- _Objective_:
Output an exact reproduction of the data.

---------- Supplied records

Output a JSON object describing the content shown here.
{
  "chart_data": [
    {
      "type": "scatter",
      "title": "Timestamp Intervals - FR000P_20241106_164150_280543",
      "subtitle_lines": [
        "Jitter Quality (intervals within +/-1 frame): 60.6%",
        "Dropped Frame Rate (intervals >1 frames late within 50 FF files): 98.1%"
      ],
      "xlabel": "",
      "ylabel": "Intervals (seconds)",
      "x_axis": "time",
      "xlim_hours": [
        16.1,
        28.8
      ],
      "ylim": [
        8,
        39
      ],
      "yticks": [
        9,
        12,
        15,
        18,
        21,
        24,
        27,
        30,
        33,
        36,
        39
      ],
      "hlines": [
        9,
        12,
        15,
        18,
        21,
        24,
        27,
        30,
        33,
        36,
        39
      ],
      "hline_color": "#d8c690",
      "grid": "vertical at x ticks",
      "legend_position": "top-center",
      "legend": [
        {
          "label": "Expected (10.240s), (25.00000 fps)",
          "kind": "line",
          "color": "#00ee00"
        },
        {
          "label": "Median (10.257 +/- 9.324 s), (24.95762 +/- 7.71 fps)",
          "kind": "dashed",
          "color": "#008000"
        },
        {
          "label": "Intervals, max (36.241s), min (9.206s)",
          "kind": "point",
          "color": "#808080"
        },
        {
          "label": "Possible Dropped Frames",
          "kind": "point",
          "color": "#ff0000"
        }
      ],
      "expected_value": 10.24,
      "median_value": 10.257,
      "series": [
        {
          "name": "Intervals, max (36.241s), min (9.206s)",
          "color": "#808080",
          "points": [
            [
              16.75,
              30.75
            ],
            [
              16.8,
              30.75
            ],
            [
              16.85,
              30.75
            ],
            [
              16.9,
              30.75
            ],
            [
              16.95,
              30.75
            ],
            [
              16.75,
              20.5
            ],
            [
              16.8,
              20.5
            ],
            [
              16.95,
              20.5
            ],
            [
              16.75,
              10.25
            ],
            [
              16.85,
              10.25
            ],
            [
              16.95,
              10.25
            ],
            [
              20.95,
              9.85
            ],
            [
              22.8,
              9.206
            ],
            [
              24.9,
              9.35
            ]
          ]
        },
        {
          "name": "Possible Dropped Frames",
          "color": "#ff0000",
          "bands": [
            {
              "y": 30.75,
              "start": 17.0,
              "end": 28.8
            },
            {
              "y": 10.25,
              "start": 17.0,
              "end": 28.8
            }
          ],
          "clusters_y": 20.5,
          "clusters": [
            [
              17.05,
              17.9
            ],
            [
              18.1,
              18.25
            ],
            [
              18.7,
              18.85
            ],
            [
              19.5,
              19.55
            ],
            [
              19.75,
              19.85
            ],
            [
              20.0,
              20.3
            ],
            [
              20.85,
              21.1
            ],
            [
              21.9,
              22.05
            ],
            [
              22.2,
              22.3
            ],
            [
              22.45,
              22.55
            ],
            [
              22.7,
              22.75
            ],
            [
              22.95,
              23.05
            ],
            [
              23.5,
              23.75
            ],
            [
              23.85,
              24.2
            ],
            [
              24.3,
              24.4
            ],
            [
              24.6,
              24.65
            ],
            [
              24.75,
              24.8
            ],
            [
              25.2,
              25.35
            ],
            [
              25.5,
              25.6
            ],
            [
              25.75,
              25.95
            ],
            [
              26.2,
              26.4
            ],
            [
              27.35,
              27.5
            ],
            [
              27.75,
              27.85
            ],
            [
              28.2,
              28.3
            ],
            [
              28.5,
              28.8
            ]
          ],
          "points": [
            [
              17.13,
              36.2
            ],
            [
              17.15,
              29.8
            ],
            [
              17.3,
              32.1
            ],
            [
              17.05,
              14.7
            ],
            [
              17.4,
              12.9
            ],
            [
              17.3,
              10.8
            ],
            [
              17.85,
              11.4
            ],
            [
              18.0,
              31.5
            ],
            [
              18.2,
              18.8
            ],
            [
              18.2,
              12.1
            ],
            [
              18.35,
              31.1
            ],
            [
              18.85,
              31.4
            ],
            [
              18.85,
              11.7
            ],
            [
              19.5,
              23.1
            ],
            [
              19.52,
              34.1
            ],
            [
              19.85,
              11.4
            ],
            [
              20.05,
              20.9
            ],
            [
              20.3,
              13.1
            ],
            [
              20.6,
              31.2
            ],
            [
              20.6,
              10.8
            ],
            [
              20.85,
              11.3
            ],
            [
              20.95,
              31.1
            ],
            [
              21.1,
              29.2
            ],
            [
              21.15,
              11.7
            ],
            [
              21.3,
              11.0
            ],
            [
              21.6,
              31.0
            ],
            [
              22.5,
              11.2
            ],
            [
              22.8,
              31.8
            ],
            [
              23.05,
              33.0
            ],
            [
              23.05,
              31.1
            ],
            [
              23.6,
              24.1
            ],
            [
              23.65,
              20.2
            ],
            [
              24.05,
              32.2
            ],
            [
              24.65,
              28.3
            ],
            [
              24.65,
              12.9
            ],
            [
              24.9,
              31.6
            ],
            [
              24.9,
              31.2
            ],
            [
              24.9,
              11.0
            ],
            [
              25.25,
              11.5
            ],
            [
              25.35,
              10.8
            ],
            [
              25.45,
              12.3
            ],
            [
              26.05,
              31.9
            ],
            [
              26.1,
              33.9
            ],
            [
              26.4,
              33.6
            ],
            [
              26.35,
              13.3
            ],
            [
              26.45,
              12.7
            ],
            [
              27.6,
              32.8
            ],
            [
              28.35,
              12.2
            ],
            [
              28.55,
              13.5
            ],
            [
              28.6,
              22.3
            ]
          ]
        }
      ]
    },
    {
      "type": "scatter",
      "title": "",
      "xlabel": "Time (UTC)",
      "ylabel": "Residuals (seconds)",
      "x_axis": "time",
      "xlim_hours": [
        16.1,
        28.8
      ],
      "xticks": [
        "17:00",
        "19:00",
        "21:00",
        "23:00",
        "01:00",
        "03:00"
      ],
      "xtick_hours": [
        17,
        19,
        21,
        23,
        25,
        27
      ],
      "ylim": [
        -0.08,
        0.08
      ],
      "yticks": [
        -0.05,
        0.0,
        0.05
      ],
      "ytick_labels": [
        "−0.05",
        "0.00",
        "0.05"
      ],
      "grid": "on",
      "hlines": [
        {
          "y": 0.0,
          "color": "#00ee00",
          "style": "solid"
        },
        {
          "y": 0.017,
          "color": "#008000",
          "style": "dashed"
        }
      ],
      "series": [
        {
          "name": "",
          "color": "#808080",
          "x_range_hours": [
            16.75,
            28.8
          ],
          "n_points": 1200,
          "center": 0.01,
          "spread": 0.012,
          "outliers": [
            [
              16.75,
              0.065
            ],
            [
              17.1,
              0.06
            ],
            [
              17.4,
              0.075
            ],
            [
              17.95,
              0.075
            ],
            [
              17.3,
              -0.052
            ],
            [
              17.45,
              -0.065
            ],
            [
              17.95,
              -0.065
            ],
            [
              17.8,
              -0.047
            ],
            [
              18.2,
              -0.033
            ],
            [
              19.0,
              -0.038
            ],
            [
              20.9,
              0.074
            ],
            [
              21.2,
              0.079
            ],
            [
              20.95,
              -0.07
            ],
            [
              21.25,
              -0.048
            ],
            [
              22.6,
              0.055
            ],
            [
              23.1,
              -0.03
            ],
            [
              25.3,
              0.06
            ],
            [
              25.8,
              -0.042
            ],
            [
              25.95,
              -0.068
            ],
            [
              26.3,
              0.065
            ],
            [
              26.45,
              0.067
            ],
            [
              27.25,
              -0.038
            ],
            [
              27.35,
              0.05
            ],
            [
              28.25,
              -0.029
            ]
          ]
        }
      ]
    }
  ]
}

--------------------

- _Reply_:
Output a JSON object describing the content shown here.
{
  "chart_data": [
    {
      "type": "scatter",
      "title": "Timestamp Intervals - FR000P_20241106_164150_280543",
      "subtitle_lines": [
        "Jitter Quality (intervals within +/-1 frame): 60.6%",
        "Dropped Frame Rate (intervals >1 frames late within 50 FF files): 98.1%"
      ],
      "xlabel": "",
      "ylabel": "Intervals (seconds)",
      "x_axis": "time",
      "xlim_hours": [
        16.1,
        28.8
      ],
      "ylim": [
        8,
        39
      ],
      "yticks": [
        9,
        12,
        15,
        18,
        21,
        24,
        27,
        30,
        33,
        36,
        39
      ],
      "hlines": [
        9,
        12,
        15,
        18,
        21,
        24,
        27,
        30,
        33,
        36,
        39
      ],
      "hline_color": "#d8c690",
      "grid": "vertical at x ticks",
      "legend_position": "top-center",
      "legend": [
        {
          "label": "Expected (10.240s), (25.00000 fps)",
          "kind": "line",
          "color": "#00ee00"
        },
        {
          "label": "Median (10.257 +/- 9.324 s), (24.95762 +/- 7.71 fps)",
          "kind": "dashed",
          "color": "#008000"
        },
        {
          "label": "Intervals, max (36.241s), min (9.206s)",
          "kind": "point",
          "color": "#808080"
        },
        {
          "label": "Possible Dropped Frames",
          "kind": "point",
          "color": "#ff0000"
        }
      ],
      "expected_value": 10.24,
      "median_value": 10.257,
      "series": [
        {
          "name": "Intervals, max (36.241s), min (9.206s)",
          "color": "#808080",
          "points": [
            [
              16.75,
              30.75
            ],
            [
              16.8,
              30.75
            ],
            [
              16.85,
              30.75
            ],
            [
              16.9,
              30.75
            ],
            [
              16.95,
              30.75
            ],
            [
              16.75,
              20.5
            ],
            [
              16.8,
              20.5
            ],
            [
              16.95,
              20.5
            ],
            [
              16.75,
              10.25
            ],
            [
              16.85,
              10.25
            ],
            [
              16.95,
              10.25
            ],
            [
              20.95,
              9.85
            ],
            [
              22.8,
              9.206
            ],
            [
              24.9,
              9.35
            ]
          ]
        },
        {
          "name": "Possible Dropped Frames",
          "color": "#ff0000",
          "bands": [
            {
              "y": 30.75,
              "start": 17.0,
              "end": 28.8
            },
            {
              "y": 10.25,
              "start": 17.0,
              "end": 28.8
            }
          ],
          "clusters_y": 20.5,
          "clusters": [
            [
              17.05,
              17.9
            ],
            [
              18.1,
              18.25
            ],
            [
              18.7,
              18.85
            ],
            [
              19.5,
              19.55
            ],
            [
              19.75,
              19.85
            ],
            [
              20.0,
              20.3
            ],
            [
              20.85,
              21.1
            ],
            [
              21.9,
              22.05
            ],
            [
              22.2,
              22.3
            ],
            [
              22.45,
              22.55
            ],
            [
              22.7,
              22.75
            ],
            [
              22.95,
              23.05
            ],
            [
              23.5,
              23.75
            ],
            [
              23.85,
              24.2
            ],
            [
              24.3,
              24.4
            ],
            [
              24.6,
              24.65
            ],
            [
              24.75,
              24.8
            ],
            [
              25.2,
              25.35
            ],
            [
              25.5,
              25.6
            ],
            [
              25.75,
              25.95
            ],
            [
              26.2,
              26.4
            ],
            [
              27.35,
              27.5
            ],
            [
              27.75,
              27.85
            ],
            [
              28.2,
              28.3
            ],
            [
              28.5,
              28.8
            ]
          ],
          "points": [
            [
              17.13,
              36.2
            ],
            [
              17.15,
              29.8
            ],
            [
              17.3,
              32.1
            ],
            [
              17.05,
              14.7
            ],
            [
              17.4,
              12.9
            ],
            [
              17.3,
              10.8
            ],
            [
              17.85,
              11.4
            ],
            [
              18.0,
              31.5
            ],
            [
              18.2,
              18.8
            ],
            [
              18.2,
              12.1
            ],
            [
              18.35,
              31.1
            ],
            [
              18.85,
              31.4
            ],
            [
              18.85,
              11.7
            ],
            [
              19.5,
              23.1
            ],
            [
              19.52,
              34.1
            ],
            [
              19.85,
              11.4
            ],
            [
              20.05,
              20.9
            ],
            [
              20.3,
              13.1
            ],
            [
              20.6,
              31.2
            ],
            [
              20.6,
              10.8
            ],
            [
              20.85,
              11.3
            ],
            [
              20.95,
              31.1
            ],
            [
              21.1,
              29.2
            ],
            [
              21.15,
              11.7
            ],
            [
              21.3,
              11.0
            ],
            [
              21.6,
              31.0
            ],
            [
              22.5,
              11.2
            ],
            [
              22.8,
              31.8
            ],
            [
              23.05,
              33.0
            ],
            [
              23.05,
              31.1
            ],
            [
              23.6,
              24.1
            ],
            [
              23.65,
              20.2
            ],
            [
              24.05,
              32.2
            ],
            [
              24.65,
              28.3
            ],
            [
              24.65,
              12.9
            ],
            [
              24.9,
              31.6
            ],
            [
              24.9,
              31.2
            ],
            [
              24.9,
              11.0
            ],
            [
              25.25,
              11.5
            ],
            [
              25.35,
              10.8
            ],
            [
              25.45,
              12.3
            ],
            [
              26.05,
              31.9
            ],
            [
              26.1,
              33.9
            ],
            [
              26.4,
              33.6
            ],
            [
              26.35,
              13.3
            ],
            [
              26.45,
              12.7
            ],
            [
              27.6,
              32.8
            ],
            [
              28.35,
              12.2
            ],
            [
              28.55,
              13.5
            ],
            [
              28.6,
              22.3
            ]
          ]
        }
      ]
    },
    {
      "type": "scatter",
      "title": "",
      "xlabel": "Time (UTC)",
      "ylabel": "Residuals (seconds)",
      "x_axis": "time",
      "xlim_hours": [
        16.1,
        28.8
      ],
      "xticks": [
        "17:00",
        "19:00",
        "21:00",
        "23:00",
        "01:00",
        "03:00"
      ],
      "xtick_hours": [
        17,
        19,
        21,
        23,
        25,
        27
      ],
      "ylim": [
        -0.08,
        0.08
      ],
      "yticks": [
        -0.05,
        0.0,
        0.05
      ],
      "ytick_labels": [
        "−0.05",
        "0.00",
        "0.05"
      ],
      "grid": "on",
      "hlines": [
        {
          "y": 0.0,
          "color": "#00ee00",
          "style": "solid"
        },
        {
          "y": 0.017,
          "color": "#008000",
          "style": "dashed"
        }
      ],
      "series": [
        {
          "name": "",
          "color": "#808080",
          "x_range_hours": [
            16.75,
            28.8
          ],
          "n_points": 1200,
          "center": 0.01,
          "spread": 0.012,
          "outliers": [
            [
              16.75,
              0.065
            ],
            [
              17.1,
              0.06
            ],
            [
              17.4,
              0.075
            ],
            [
              17.95,
              0.075
            ],
            [
              17.3,
              -0.052
            ],
            [
              17.45,
              -0.065
            ],
            [
              17.95,
              -0.065
            ],
            [
              17.8,
              -0.047
            ],
            [
              18.2,
              -0.033
            ],
            [
              19.0,
              -0.038
            ],
            [
              20.9,
              0.074
            ],
            [
              21.2,
              0.079
            ],
            [
              20.95,
              -0.07
            ],
            [
              21.25,
              -0.048
            ],
            [
              22.6,
              0.055
            ],
            [
              23.1,
              -0.03
            ],
            [
              25.3,
              0.06
            ],
            [
              25.8,
              -0.042
            ],
            [
              25.95,
              -0.068
            ],
            [
              26.3,
              0.065
            ],
            [
              26.45,
              0.067
            ],
            [
              27.25,
              -0.038
            ],
            [
              27.35,
              0.05
            ],
            [
              28.25,
              -0.029
            ]
          ]
        }
      ]
    }
  ]
}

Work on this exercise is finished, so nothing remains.